■ **PROVIDED RECORDS**
====

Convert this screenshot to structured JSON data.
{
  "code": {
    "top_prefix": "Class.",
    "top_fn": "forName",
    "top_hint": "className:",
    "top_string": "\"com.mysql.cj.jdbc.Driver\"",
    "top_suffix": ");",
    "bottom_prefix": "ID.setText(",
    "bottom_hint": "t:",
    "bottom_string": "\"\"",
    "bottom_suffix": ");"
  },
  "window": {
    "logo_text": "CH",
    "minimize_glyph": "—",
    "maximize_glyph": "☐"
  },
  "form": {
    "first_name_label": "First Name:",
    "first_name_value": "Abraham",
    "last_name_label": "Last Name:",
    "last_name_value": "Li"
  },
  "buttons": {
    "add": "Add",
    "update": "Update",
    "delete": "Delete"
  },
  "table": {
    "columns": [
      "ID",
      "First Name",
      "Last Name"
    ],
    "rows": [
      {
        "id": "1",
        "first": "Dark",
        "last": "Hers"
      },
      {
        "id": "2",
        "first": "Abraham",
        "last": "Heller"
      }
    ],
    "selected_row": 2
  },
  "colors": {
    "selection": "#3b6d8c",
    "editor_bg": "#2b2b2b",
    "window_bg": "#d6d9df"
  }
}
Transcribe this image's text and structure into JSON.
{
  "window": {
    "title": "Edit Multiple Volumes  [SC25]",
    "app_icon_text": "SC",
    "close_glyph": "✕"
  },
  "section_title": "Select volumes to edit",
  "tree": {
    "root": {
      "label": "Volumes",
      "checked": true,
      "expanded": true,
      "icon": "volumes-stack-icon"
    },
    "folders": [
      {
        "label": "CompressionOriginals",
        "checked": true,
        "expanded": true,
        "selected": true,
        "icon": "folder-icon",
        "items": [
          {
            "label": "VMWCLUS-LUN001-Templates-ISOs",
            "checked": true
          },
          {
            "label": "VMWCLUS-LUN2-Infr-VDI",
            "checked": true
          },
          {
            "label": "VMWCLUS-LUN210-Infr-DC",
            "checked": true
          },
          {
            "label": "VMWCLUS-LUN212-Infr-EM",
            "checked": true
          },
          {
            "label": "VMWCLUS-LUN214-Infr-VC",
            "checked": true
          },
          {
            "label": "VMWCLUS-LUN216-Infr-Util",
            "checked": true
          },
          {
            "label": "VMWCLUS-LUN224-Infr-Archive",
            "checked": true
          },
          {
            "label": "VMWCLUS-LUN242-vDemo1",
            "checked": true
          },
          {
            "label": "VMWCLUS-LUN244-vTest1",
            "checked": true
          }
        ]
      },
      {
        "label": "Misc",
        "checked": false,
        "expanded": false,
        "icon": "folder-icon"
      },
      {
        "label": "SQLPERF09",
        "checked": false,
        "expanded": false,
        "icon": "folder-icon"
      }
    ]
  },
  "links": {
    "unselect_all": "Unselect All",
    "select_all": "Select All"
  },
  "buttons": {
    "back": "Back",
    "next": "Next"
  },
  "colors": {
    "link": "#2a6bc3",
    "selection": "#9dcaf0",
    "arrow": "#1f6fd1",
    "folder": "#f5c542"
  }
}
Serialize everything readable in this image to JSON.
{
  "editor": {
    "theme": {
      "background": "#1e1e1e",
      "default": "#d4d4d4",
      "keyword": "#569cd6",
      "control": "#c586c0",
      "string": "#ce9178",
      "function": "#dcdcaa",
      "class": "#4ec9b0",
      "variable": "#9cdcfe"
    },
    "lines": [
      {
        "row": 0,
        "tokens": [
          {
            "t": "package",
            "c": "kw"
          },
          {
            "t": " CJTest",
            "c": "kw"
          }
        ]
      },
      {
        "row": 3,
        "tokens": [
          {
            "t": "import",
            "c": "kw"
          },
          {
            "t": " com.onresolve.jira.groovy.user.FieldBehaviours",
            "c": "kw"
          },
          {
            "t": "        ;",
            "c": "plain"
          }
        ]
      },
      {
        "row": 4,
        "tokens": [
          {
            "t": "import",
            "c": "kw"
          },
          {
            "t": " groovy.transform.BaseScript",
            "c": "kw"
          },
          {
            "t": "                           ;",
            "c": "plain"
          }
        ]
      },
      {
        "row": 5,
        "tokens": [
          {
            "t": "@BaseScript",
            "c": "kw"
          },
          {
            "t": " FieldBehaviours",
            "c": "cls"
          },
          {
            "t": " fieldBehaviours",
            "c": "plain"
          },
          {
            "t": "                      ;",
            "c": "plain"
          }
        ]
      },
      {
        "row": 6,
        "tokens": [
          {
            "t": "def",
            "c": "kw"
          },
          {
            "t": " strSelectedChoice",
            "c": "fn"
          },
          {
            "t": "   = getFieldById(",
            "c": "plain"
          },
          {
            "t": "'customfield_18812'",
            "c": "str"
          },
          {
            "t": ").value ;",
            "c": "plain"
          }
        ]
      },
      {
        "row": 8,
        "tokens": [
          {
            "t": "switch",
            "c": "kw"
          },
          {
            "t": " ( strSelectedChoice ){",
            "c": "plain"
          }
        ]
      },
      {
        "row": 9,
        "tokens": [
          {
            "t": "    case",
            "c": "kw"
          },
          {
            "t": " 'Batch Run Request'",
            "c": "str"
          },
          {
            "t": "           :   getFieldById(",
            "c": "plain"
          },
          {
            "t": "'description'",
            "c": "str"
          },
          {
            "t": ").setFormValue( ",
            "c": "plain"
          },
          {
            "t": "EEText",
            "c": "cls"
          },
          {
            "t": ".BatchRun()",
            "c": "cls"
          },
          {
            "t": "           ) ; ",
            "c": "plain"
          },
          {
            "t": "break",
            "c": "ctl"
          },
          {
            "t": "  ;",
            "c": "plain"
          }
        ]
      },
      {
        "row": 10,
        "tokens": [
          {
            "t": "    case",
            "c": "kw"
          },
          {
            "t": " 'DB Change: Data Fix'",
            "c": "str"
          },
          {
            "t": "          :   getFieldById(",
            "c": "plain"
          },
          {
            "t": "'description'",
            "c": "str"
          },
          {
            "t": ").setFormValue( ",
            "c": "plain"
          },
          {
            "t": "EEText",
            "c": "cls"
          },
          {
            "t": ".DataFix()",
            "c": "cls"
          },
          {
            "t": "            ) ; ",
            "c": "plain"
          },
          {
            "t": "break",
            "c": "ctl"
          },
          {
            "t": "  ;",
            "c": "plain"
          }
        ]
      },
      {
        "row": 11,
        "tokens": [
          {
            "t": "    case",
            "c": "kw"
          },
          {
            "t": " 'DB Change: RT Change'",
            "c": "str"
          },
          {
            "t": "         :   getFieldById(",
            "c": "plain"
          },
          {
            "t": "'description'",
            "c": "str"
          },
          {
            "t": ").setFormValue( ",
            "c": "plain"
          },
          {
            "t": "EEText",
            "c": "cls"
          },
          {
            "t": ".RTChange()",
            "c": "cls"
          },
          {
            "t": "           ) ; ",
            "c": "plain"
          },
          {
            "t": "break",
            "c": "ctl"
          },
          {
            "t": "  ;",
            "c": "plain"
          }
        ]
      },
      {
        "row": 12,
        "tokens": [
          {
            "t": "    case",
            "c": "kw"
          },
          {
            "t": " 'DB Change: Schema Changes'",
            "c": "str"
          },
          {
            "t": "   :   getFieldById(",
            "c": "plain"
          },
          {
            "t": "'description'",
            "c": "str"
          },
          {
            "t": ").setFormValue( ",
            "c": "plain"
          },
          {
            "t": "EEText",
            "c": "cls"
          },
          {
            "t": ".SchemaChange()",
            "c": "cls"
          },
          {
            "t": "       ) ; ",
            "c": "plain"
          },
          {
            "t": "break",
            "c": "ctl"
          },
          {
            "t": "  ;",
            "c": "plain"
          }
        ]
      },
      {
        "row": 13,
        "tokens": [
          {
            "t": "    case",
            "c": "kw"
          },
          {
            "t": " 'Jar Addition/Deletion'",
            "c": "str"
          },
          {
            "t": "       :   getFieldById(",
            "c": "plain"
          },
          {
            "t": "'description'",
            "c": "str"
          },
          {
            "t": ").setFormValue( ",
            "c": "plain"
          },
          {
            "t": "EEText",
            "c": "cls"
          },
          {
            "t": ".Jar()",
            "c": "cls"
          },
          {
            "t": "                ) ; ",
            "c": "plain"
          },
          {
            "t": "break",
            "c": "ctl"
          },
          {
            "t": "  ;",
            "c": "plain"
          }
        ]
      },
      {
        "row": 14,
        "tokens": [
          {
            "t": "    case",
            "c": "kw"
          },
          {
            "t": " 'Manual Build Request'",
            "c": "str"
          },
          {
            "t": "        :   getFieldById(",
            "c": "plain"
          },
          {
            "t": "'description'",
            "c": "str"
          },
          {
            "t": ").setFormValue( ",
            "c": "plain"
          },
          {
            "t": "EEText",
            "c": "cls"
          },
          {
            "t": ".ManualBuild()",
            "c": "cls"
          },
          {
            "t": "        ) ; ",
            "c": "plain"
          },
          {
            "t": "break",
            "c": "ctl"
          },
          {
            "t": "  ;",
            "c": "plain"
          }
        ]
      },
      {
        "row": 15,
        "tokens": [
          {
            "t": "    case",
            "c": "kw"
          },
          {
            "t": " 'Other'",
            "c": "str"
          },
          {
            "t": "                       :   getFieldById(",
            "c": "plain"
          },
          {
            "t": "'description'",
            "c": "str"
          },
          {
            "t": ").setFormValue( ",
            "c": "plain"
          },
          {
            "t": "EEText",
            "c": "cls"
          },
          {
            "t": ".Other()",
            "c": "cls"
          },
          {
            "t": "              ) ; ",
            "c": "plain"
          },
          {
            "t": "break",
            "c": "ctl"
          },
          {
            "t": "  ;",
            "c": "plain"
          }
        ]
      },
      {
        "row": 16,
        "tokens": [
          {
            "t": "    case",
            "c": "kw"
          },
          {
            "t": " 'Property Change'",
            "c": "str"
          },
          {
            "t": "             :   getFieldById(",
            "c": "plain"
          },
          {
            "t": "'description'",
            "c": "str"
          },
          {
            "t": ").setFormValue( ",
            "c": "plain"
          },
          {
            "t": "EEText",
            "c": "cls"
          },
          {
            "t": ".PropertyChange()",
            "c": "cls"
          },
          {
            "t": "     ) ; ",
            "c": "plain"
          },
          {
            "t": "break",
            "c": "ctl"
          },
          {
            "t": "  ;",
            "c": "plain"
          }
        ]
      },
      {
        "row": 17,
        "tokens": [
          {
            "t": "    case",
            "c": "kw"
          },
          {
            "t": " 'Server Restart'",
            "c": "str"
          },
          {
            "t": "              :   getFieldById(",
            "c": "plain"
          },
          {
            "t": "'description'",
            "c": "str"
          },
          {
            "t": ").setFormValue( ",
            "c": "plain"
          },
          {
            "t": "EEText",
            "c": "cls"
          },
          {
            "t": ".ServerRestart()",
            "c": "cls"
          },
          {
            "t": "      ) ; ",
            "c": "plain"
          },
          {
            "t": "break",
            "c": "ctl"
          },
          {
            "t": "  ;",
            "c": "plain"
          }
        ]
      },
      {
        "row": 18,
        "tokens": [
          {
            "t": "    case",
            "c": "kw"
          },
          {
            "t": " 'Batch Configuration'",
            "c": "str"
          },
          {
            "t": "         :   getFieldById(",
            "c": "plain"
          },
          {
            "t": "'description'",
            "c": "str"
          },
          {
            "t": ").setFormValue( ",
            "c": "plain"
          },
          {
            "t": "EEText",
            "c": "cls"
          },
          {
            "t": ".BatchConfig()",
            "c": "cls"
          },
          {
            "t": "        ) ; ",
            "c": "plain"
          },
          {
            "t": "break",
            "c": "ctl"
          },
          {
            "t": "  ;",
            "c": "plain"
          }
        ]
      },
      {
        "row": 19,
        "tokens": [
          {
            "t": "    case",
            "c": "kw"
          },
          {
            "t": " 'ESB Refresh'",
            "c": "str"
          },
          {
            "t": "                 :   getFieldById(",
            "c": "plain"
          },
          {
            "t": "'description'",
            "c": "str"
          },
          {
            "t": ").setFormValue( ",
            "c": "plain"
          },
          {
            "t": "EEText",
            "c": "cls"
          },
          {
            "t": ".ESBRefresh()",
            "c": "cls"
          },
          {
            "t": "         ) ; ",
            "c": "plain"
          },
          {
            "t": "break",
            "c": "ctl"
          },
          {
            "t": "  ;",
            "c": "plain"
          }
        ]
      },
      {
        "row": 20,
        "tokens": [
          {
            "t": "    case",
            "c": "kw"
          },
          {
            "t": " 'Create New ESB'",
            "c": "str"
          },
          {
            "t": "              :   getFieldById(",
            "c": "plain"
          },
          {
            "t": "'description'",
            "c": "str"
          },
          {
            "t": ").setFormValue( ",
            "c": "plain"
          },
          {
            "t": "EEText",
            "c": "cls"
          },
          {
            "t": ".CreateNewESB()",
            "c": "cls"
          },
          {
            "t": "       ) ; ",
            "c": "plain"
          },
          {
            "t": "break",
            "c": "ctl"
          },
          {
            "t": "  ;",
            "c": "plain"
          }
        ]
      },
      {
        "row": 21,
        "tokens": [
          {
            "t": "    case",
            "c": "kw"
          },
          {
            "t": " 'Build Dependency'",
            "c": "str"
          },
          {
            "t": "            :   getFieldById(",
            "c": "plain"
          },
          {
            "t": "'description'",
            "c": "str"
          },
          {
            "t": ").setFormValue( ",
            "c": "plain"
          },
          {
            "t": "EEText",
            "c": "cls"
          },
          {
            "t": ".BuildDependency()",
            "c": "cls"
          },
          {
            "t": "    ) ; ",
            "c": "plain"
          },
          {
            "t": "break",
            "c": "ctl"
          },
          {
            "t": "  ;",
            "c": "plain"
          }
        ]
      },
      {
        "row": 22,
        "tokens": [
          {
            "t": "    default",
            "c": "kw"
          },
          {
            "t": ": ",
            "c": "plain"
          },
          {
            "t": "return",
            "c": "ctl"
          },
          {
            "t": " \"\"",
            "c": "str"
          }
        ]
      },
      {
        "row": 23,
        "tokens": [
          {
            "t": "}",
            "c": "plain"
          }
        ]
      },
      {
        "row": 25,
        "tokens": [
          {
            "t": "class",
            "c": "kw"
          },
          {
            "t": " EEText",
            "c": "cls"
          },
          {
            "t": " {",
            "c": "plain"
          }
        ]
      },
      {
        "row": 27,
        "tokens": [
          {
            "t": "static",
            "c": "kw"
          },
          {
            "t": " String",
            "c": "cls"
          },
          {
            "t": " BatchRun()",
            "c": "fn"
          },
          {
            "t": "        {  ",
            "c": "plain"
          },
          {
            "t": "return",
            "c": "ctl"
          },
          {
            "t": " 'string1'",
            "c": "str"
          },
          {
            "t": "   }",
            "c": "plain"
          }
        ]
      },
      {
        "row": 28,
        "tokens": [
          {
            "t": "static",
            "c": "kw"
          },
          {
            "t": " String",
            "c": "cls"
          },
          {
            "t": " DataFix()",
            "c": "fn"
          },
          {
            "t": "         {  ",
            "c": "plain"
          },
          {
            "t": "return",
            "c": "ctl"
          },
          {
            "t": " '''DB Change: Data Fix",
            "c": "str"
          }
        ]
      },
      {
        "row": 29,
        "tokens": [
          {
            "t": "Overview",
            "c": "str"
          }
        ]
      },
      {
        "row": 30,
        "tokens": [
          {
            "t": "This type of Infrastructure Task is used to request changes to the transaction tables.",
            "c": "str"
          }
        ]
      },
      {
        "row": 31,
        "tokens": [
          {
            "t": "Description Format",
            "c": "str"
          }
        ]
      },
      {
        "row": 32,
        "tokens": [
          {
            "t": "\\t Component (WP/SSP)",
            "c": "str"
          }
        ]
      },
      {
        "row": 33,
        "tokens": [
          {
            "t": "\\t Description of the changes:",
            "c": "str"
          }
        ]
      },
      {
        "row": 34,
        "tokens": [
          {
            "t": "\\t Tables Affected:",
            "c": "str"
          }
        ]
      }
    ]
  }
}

====

■ **WHAT TO DO**
Return each line with "BaseScript".

■ **CORRECT OUTPUT**
            "t": " groovy.transform.BaseScript",
            "t": "@BaseScript",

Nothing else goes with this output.